Look for the string "райо" and copy every line that has it.

>> start

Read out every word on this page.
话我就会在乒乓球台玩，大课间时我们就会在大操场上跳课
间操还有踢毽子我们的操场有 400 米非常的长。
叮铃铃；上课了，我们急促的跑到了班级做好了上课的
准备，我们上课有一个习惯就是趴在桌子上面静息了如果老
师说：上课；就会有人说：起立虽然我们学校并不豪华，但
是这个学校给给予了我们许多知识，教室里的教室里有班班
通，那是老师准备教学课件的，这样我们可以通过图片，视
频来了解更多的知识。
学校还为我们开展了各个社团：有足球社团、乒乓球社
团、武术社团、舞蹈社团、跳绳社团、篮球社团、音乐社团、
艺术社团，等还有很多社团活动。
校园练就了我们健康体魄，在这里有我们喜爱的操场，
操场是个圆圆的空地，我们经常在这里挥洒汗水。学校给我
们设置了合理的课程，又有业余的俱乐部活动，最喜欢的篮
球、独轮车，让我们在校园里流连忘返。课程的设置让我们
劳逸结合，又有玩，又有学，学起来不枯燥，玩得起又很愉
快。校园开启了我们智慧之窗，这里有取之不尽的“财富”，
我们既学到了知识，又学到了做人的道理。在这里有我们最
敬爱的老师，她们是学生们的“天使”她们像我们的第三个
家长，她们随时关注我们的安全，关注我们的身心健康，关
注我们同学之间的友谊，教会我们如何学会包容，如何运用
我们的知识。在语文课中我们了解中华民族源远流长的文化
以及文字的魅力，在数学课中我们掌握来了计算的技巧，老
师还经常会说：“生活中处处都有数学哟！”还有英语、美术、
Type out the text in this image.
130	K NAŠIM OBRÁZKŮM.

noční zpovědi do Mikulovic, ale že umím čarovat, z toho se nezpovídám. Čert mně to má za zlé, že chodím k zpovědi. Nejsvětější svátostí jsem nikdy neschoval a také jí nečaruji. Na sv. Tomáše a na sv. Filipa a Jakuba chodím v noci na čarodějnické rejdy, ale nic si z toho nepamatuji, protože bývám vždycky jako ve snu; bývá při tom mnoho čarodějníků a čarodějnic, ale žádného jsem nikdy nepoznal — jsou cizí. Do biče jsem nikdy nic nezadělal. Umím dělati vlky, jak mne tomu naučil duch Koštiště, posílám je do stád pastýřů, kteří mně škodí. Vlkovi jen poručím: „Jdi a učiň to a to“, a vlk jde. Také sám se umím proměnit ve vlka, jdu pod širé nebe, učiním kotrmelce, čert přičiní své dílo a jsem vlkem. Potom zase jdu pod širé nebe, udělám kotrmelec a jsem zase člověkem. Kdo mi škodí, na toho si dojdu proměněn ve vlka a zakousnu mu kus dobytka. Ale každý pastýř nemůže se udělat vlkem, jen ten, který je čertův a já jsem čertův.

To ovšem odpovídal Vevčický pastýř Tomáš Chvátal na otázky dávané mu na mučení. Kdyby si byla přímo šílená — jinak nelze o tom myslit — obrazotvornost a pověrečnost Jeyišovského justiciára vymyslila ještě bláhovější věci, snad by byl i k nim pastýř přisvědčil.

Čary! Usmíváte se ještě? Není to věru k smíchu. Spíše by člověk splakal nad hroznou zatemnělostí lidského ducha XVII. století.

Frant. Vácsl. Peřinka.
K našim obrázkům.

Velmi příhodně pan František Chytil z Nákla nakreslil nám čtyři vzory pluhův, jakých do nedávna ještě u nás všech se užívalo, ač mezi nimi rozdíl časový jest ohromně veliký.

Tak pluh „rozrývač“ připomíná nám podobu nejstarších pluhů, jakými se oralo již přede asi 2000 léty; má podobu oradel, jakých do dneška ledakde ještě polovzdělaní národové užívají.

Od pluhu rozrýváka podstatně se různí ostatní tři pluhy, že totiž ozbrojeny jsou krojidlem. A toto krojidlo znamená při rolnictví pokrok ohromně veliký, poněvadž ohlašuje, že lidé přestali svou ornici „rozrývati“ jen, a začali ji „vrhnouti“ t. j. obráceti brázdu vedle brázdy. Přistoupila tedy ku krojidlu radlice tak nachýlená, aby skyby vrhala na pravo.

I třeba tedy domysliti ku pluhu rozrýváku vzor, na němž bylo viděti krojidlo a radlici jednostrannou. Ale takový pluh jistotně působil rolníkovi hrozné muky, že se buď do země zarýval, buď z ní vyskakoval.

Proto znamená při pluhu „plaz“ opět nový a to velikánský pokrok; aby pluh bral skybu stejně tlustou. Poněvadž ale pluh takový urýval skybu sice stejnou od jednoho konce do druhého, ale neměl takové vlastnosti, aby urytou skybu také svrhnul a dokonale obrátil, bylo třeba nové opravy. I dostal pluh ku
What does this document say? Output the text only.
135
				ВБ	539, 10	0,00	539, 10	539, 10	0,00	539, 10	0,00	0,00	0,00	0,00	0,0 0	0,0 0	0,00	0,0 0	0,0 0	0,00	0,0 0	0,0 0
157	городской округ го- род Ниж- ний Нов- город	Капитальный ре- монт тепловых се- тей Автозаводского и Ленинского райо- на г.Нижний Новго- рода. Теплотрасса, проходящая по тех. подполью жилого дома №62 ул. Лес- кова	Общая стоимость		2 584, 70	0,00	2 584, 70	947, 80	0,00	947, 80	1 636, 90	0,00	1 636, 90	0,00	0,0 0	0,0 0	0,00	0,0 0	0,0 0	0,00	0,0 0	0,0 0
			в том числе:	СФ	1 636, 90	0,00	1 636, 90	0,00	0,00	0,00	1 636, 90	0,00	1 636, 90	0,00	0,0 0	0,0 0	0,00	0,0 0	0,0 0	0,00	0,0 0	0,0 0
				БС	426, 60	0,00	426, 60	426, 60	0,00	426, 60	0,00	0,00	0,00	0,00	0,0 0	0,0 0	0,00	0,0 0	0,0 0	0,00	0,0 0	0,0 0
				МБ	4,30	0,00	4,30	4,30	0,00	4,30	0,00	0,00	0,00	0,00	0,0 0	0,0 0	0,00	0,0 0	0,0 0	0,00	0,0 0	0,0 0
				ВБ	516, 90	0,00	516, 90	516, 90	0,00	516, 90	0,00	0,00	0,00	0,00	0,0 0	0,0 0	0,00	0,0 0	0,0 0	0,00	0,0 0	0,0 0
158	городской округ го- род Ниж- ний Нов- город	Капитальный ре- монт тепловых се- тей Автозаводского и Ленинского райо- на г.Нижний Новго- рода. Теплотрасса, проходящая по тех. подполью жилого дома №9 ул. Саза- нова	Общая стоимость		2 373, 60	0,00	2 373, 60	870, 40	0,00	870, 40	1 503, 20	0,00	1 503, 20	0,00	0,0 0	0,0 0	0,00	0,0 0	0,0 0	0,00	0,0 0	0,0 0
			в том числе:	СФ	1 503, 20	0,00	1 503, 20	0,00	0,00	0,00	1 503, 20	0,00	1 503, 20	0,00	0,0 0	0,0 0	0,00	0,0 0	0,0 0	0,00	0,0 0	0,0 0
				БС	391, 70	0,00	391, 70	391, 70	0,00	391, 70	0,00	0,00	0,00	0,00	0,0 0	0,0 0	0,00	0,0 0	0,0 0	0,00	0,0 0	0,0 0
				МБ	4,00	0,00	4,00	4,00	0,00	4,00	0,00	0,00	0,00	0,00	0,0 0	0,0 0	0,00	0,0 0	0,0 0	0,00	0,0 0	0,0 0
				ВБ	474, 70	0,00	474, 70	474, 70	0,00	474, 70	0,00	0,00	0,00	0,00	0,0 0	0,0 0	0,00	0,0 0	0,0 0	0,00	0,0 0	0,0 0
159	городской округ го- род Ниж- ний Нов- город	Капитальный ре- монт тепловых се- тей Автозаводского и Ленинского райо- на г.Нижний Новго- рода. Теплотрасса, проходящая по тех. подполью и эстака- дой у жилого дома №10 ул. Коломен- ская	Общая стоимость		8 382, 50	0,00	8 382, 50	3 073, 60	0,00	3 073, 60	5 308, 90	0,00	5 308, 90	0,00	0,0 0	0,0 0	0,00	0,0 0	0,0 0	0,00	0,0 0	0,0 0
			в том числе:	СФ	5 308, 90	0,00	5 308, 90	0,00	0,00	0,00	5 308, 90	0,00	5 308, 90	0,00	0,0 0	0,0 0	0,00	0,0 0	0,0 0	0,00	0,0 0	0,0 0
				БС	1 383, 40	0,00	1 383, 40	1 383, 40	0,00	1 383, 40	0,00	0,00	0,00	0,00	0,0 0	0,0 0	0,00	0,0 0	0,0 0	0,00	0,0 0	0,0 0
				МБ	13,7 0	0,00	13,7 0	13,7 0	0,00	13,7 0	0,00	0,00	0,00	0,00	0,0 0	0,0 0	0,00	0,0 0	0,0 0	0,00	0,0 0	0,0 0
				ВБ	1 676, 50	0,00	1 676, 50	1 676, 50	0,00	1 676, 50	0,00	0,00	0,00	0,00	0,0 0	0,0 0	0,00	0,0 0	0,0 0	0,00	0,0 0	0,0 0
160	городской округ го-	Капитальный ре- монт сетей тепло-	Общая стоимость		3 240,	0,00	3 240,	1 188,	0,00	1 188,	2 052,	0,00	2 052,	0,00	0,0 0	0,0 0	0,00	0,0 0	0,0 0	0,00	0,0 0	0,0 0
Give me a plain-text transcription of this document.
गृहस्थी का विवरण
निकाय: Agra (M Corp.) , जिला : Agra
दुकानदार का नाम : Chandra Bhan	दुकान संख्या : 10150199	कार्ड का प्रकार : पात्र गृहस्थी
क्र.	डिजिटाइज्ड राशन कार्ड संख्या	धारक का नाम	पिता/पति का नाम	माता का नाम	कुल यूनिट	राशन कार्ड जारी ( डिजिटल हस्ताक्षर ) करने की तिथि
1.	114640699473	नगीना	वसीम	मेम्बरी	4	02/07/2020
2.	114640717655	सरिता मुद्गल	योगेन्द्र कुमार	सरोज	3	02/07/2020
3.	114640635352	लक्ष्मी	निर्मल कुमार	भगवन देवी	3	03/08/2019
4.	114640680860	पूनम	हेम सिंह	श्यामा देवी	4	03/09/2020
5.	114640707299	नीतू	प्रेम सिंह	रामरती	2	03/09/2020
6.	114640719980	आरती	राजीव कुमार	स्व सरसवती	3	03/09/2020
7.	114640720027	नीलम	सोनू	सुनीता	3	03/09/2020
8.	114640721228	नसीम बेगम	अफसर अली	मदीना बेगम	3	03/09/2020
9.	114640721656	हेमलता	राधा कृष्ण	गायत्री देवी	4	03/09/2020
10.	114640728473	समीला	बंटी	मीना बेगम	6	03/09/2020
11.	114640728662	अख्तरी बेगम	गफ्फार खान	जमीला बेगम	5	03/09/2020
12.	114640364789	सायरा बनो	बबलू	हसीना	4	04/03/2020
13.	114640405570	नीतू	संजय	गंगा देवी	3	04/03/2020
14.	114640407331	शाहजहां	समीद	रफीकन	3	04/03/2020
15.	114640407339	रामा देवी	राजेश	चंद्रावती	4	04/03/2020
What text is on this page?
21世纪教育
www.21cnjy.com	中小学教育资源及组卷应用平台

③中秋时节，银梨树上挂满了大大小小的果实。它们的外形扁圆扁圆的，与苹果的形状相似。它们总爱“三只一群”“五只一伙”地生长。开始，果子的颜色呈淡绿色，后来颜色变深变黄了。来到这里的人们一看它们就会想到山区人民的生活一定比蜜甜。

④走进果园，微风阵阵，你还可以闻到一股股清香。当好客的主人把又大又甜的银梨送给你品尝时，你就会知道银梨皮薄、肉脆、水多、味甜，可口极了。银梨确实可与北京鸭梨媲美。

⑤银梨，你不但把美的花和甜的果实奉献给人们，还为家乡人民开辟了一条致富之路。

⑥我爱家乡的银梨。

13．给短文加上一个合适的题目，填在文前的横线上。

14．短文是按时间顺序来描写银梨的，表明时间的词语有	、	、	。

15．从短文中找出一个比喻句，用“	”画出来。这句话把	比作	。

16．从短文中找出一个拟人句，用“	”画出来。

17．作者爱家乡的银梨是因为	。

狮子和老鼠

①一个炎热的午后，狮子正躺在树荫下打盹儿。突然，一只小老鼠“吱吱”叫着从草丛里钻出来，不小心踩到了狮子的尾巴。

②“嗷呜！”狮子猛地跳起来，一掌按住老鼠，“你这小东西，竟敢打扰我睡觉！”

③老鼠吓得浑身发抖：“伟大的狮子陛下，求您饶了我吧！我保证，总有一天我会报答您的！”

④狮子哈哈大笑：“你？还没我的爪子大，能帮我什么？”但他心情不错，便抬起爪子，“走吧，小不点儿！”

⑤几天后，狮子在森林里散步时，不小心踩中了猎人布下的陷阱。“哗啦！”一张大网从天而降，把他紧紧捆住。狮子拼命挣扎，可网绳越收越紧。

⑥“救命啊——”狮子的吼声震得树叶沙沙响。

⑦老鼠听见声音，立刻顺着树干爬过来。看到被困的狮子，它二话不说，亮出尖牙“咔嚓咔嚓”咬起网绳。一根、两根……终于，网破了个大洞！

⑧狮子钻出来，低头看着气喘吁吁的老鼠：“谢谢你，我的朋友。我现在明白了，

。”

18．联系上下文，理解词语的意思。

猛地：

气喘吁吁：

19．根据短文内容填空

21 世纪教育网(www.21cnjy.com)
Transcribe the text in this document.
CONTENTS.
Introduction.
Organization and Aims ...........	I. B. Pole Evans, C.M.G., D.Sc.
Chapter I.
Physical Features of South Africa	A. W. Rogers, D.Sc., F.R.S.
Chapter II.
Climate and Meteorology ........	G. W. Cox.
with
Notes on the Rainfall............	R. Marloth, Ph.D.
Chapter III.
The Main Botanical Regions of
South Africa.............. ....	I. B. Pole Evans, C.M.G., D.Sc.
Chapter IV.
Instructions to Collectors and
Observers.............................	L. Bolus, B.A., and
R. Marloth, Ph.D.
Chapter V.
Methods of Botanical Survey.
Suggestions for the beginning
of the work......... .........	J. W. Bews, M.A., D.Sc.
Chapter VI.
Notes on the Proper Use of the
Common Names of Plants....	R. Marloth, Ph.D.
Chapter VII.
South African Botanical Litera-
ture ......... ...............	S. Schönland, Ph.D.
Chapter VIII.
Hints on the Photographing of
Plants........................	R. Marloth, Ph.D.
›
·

>> end

▸ Solution for this exercise:
157	городской округ го- род Ниж- ний Нов- город	Капитальный ре- монт тепловых се- тей Автозаводского и Ленинского райо- на г.Нижний Новго- рода. Теплотрасса, проходящая по тех. подполью жилого дома №62 ул. Лес- кова	Общая стоимость		2 584, 70	0,00	2 584, 70	947, 80	0,00	947, 80	1 636, 90	0,00	1 636, 90	0,00	0,0 0	0,0 0	0,00	0,0 0	0,0 0	0,00	0,0 0	0,0 0
158	городской округ го- род Ниж- ний Нов- город	Капитальный ре- монт тепловых се- тей Автозаводского и Ленинского райо- на г.Нижний Новго- рода. Теплотрасса, проходящая по тех. подполью жилого дома №9 ул. Саза- нова	Общая стоимость		2 373, 60	0,00	2 373, 60	870, 40	0,00	870, 40	1 503, 20	0,00	1 503, 20	0,00	0,0 0	0,0 0	0,00	0,0 0	0,0 0	0,00	0,0 0	0,0 0
159	городской округ го- род Ниж- ний Нов- город	Капитальный ре- монт тепловых се- тей Автозаводского и Ленинского райо- на г.Нижний Новго- рода. Теплотрасса, проходящая по тех. подполью и эстака- дой у жилого дома №10 ул. Коломен- ская	Общая стоимость		8 382, 50	0,00	8 382, 50	3 073, 60	0,00	3 073, 60	5 308, 90	0,00	5 308, 90	0,00	0,0 0	0,0 0	0,00	0,0 0	0,0 0	0,00	0,0 0	0,0 0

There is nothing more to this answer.